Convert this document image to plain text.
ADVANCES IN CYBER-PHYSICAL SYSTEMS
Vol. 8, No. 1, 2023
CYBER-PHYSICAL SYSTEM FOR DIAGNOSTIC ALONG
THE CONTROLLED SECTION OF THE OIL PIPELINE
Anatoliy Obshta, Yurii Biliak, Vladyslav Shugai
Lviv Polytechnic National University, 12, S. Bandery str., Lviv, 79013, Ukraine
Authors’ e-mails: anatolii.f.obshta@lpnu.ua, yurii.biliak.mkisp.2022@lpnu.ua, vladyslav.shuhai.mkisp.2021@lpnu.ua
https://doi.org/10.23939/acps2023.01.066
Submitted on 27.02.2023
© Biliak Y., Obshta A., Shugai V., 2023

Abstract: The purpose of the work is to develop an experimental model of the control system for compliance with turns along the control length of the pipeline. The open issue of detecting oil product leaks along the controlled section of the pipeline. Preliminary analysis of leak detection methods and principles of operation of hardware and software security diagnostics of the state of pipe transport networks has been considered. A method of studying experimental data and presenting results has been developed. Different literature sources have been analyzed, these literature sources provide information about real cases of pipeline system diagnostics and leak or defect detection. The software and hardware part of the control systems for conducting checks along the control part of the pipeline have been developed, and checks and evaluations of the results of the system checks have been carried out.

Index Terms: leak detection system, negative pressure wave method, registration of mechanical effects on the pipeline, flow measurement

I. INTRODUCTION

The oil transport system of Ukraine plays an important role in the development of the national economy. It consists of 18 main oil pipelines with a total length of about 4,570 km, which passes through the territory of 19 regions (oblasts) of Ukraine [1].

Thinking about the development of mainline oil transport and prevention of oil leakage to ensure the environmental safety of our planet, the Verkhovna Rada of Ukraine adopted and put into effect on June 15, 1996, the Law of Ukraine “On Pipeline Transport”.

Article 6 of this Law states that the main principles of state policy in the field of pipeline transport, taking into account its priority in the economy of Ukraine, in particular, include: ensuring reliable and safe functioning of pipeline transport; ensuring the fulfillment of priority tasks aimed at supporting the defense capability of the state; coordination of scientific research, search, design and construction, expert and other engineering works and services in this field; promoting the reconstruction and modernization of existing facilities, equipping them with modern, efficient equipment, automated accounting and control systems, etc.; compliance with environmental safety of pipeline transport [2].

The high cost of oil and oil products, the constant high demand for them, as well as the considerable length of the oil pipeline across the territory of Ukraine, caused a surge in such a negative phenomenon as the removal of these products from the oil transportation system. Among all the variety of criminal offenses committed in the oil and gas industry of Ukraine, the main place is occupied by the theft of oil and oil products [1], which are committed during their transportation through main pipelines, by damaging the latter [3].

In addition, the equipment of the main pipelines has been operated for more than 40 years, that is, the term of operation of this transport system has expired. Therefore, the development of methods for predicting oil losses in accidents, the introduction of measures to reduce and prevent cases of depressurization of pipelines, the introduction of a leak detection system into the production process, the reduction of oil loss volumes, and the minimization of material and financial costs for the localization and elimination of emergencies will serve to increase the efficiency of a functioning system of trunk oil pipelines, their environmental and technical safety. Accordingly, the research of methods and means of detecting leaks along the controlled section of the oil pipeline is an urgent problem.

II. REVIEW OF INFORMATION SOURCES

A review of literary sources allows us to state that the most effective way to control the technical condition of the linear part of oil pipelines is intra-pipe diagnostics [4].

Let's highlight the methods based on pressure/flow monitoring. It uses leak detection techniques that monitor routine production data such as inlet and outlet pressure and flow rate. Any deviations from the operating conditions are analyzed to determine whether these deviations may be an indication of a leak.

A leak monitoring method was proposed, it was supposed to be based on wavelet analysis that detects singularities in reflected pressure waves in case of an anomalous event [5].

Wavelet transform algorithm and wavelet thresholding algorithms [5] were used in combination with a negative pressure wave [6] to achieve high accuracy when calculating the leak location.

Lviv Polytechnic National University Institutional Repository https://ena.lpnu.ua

◆ ◆ ◆ ◆ ◆

Goal: Count the lines in the records above that contain the word "https", and give only the number.

Output of the exercise: 2